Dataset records
## begin

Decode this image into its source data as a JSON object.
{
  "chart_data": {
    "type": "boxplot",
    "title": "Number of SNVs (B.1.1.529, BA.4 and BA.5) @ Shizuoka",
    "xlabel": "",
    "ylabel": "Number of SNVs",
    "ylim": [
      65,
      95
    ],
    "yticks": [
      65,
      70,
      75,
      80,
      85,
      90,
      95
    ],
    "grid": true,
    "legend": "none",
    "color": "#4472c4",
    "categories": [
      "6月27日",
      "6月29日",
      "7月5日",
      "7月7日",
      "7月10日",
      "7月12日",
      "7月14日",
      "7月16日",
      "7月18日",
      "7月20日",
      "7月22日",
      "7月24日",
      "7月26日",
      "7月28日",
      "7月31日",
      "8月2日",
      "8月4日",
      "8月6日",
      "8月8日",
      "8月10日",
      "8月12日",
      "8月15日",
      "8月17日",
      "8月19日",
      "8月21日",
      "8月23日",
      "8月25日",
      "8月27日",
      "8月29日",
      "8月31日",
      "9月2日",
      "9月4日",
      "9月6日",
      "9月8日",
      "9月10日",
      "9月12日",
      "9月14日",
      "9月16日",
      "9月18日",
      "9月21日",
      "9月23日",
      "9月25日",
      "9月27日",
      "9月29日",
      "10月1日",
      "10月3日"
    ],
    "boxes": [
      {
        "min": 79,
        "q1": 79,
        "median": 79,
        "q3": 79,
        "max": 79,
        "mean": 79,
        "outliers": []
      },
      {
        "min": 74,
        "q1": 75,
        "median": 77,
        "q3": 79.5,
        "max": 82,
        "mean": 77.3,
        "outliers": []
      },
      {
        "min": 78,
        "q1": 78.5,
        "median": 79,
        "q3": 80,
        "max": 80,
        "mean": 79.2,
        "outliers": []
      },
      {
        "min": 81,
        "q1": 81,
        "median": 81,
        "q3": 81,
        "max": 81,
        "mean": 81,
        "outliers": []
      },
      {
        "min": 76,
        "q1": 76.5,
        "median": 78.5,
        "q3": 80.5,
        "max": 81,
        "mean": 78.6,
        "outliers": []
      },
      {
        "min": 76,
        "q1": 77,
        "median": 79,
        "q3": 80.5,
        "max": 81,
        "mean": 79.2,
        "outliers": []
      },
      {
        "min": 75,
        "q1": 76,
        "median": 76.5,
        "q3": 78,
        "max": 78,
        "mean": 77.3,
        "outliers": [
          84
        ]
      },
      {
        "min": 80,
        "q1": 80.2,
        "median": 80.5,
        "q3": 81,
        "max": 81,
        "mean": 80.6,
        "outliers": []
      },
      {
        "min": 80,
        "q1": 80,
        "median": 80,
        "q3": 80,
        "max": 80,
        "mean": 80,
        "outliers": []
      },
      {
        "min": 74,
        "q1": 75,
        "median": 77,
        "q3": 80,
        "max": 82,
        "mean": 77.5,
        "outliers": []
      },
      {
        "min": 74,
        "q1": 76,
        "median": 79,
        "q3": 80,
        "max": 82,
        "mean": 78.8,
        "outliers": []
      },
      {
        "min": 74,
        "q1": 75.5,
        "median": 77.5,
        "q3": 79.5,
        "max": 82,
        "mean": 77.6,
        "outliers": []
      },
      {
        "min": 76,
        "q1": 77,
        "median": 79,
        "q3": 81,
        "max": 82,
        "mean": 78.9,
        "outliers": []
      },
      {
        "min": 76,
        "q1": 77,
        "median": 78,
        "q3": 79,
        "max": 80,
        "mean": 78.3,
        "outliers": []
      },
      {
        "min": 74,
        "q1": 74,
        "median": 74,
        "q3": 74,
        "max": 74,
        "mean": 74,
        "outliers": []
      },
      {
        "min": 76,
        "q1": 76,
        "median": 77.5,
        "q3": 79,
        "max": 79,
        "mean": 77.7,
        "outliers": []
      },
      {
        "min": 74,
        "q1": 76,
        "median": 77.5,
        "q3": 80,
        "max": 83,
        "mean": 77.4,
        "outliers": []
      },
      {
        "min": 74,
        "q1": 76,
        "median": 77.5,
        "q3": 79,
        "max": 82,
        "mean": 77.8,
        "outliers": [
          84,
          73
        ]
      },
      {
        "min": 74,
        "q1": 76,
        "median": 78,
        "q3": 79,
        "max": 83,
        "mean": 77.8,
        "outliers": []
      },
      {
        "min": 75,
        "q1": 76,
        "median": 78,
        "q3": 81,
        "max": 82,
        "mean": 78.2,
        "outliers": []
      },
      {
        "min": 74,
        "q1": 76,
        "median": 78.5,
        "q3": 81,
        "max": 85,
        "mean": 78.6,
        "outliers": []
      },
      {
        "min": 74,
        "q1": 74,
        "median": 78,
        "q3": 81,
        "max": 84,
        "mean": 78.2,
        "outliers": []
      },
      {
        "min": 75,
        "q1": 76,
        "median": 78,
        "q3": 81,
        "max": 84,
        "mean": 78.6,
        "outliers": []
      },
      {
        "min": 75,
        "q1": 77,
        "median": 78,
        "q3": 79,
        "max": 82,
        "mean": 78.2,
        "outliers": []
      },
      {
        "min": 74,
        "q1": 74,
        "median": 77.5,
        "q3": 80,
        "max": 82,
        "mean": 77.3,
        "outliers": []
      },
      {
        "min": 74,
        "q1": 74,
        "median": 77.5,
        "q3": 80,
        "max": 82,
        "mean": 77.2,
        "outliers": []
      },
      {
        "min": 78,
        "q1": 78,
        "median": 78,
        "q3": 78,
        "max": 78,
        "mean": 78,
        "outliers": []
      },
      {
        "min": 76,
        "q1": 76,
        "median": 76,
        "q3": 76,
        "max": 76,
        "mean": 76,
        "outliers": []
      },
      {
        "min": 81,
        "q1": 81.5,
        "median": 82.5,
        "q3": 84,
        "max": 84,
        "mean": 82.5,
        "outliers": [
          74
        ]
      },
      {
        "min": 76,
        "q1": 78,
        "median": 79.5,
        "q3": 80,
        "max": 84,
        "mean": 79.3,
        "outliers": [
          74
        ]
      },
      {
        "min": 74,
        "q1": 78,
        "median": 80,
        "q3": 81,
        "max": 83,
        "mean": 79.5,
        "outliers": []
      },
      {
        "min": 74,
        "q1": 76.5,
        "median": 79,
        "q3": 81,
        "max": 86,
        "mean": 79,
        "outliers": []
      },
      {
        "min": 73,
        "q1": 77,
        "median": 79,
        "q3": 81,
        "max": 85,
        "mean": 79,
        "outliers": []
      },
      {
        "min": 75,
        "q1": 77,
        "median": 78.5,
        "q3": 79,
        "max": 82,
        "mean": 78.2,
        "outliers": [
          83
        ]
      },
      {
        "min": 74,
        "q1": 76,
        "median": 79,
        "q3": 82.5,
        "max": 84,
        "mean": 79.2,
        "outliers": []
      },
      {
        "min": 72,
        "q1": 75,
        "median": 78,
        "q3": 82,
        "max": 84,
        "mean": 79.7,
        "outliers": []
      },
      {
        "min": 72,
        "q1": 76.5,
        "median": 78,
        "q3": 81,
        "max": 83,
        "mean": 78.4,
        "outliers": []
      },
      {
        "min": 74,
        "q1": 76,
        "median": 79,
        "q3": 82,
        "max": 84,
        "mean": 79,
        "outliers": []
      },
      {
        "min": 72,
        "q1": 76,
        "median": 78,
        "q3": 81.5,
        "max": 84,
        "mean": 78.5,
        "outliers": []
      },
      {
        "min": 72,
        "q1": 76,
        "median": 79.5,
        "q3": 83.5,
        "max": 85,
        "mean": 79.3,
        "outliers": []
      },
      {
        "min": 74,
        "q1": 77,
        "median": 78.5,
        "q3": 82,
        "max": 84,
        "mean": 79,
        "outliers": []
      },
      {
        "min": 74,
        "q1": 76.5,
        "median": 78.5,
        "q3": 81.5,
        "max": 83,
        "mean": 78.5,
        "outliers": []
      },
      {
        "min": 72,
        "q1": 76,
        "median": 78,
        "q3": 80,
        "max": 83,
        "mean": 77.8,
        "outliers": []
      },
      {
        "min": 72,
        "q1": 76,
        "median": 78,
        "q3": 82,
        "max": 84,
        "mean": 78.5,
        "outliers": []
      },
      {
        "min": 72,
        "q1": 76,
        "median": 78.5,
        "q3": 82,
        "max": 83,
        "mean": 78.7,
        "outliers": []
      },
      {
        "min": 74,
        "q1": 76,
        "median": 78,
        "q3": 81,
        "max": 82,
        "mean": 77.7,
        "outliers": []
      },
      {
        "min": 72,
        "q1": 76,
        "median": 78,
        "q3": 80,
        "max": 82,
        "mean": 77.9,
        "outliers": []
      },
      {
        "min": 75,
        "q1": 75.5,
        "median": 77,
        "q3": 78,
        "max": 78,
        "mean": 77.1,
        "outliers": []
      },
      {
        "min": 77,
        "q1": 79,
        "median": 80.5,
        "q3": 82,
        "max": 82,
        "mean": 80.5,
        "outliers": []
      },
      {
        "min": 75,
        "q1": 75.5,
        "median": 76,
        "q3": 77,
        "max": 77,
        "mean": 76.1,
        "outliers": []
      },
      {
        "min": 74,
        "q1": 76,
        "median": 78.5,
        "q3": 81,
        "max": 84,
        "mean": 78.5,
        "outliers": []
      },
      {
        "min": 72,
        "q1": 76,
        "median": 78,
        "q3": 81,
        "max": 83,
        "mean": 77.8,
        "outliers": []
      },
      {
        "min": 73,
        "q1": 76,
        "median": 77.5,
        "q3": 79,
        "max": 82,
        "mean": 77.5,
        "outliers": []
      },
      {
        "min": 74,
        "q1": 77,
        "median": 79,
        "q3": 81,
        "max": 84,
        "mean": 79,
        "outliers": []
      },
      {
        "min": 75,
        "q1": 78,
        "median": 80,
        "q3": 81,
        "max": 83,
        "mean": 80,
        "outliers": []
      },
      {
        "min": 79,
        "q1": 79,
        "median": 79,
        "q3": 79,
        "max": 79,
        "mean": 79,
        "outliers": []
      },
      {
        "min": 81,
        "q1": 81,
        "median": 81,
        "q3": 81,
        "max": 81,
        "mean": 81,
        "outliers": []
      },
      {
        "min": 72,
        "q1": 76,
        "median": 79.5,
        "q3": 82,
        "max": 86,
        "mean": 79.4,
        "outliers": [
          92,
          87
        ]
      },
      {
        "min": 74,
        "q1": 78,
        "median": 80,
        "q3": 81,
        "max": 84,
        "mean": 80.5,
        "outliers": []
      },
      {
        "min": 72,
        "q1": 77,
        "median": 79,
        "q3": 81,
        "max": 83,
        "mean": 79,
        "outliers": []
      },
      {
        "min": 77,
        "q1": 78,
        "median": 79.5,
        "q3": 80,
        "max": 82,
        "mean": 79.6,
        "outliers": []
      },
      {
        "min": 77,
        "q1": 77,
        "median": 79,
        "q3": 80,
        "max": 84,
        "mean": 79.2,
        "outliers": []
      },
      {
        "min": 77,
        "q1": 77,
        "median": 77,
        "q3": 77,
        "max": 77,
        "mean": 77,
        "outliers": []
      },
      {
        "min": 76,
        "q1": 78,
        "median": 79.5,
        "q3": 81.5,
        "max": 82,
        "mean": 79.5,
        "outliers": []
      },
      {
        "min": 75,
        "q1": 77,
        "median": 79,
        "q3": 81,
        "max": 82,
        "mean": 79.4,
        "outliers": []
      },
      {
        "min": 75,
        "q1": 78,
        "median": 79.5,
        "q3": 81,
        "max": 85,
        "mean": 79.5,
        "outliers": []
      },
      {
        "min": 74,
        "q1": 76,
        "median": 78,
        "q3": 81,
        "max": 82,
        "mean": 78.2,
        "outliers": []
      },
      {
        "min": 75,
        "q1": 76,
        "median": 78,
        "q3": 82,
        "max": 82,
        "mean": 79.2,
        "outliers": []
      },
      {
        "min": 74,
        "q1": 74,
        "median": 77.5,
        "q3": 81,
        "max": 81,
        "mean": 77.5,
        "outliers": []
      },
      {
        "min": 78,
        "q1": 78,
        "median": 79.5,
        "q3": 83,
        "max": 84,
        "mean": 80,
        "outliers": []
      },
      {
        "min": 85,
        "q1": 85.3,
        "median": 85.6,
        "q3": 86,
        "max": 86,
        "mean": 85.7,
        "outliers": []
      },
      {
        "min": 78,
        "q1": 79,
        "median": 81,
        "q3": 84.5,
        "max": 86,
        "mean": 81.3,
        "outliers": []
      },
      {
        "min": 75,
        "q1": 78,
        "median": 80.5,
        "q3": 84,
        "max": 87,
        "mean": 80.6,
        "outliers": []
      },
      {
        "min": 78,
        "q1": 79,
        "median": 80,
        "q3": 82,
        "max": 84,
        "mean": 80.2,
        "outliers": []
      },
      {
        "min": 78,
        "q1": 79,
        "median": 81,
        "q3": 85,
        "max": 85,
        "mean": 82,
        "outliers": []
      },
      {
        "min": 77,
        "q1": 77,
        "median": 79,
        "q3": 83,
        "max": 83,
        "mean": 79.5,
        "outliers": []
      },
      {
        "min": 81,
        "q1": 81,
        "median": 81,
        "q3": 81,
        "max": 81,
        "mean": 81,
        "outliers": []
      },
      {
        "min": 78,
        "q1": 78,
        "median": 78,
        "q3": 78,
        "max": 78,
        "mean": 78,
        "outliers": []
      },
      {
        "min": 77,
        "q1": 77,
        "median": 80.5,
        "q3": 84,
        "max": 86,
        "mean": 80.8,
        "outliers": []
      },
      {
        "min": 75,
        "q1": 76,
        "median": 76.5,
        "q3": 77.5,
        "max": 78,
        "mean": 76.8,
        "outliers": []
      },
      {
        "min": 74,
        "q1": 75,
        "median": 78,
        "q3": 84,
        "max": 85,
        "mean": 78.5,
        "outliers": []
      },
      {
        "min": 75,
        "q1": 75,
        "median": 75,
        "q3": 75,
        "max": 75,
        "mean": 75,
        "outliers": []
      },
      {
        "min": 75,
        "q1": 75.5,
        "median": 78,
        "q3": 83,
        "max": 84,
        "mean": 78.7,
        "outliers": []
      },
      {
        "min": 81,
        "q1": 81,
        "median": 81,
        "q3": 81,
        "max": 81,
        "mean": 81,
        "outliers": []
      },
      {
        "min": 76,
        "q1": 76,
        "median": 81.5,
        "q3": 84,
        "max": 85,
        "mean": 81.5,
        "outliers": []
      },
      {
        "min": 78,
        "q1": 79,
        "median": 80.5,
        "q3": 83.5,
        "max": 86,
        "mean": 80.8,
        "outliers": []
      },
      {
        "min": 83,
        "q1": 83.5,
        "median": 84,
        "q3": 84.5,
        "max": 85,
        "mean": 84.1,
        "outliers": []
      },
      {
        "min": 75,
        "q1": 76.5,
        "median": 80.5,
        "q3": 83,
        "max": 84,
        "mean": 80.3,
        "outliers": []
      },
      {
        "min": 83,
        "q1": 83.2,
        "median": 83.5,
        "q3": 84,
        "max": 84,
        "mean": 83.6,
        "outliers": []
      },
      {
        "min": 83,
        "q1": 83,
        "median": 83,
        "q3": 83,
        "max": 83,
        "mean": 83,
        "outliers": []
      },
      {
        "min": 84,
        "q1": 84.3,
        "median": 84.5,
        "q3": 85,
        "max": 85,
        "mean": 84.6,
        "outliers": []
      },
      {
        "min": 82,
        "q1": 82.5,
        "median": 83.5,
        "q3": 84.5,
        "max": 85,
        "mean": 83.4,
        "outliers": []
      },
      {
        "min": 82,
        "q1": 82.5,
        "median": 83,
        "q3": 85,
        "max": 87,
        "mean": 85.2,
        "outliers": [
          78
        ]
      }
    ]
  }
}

## end

**TASK TO COMPLETE**
Copy out every line from the material above in which the word "Number" appears.

**SOLUTION BELOW**
    "title": "Number of SNVs (B.1.1.529, BA.4 and BA.5) @ Shizuoka",
    "ylabel": "Number of SNVs",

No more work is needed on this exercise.